-------- MATERIAL PROVIDED --------
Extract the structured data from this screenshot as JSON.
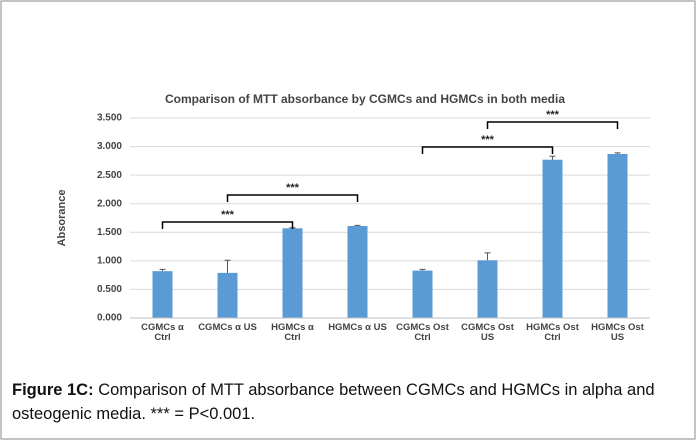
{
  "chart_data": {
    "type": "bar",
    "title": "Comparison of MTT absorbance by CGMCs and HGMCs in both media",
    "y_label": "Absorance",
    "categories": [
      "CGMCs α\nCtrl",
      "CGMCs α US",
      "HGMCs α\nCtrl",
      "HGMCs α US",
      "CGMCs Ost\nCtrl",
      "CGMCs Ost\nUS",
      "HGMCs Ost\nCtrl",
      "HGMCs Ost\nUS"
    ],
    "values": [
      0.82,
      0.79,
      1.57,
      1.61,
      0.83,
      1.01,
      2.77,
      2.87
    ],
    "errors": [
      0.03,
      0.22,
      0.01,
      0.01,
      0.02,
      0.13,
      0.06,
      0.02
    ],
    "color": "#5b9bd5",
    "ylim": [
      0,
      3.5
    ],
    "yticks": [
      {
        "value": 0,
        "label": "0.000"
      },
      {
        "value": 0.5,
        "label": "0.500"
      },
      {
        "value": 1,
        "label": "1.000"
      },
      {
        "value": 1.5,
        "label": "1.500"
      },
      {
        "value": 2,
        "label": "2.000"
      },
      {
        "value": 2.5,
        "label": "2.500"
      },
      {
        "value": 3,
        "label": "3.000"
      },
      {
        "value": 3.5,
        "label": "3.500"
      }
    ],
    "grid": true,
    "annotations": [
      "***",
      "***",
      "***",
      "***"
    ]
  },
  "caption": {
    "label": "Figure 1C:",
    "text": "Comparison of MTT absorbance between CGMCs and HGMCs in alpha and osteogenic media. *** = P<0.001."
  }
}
--------
AIM OF THE EXERCISE :: Return the full material word for word. Do not include the pictures.

TASK OUTPUT ::
Extract the structured data from this screenshot as JSON.
{
  "chart_data": {
    "type": "bar",
    "title": "Comparison of MTT absorbance by CGMCs and HGMCs in both media",
    "y_label": "Absorance",
    "categories": [
      "CGMCs α\nCtrl",
      "CGMCs α US",
      "HGMCs α\nCtrl",
      "HGMCs α US",
      "CGMCs Ost\nCtrl",
      "CGMCs Ost\nUS",
      "HGMCs Ost\nCtrl",
      "HGMCs Ost\nUS"
    ],
    "values": [
      0.82,
      0.79,
      1.57,
      1.61,
      0.83,
      1.01,
      2.77,
      2.87
    ],
    "errors": [
      0.03,
      0.22,
      0.01,
      0.01,
      0.02,
      0.13,
      0.06,
      0.02
    ],
    "color": "#5b9bd5",
    "ylim": [
      0,
      3.5
    ],
    "yticks": [
      {
        "value": 0,
        "label": "0.000"
      },
      {
        "value": 0.5,
        "label": "0.500"
      },
      {
        "value": 1,
        "label": "1.000"
      },
      {
        "value": 1.5,
        "label": "1.500"
      },
      {
        "value": 2,
        "label": "2.000"
      },
      {
        "value": 2.5,
        "label": "2.500"
      },
      {
        "value": 3,
        "label": "3.000"
      },
      {
        "value": 3.5,
        "label": "3.500"
      }
    ],
    "grid": true,
    "annotations": [
      "***",
      "***",
      "***",
      "***"
    ]
  },
  "caption": {
    "label": "Figure 1C:",
    "text": "Comparison of MTT absorbance between CGMCs and HGMCs in alpha and osteogenic media. *** = P<0.001."
  }
}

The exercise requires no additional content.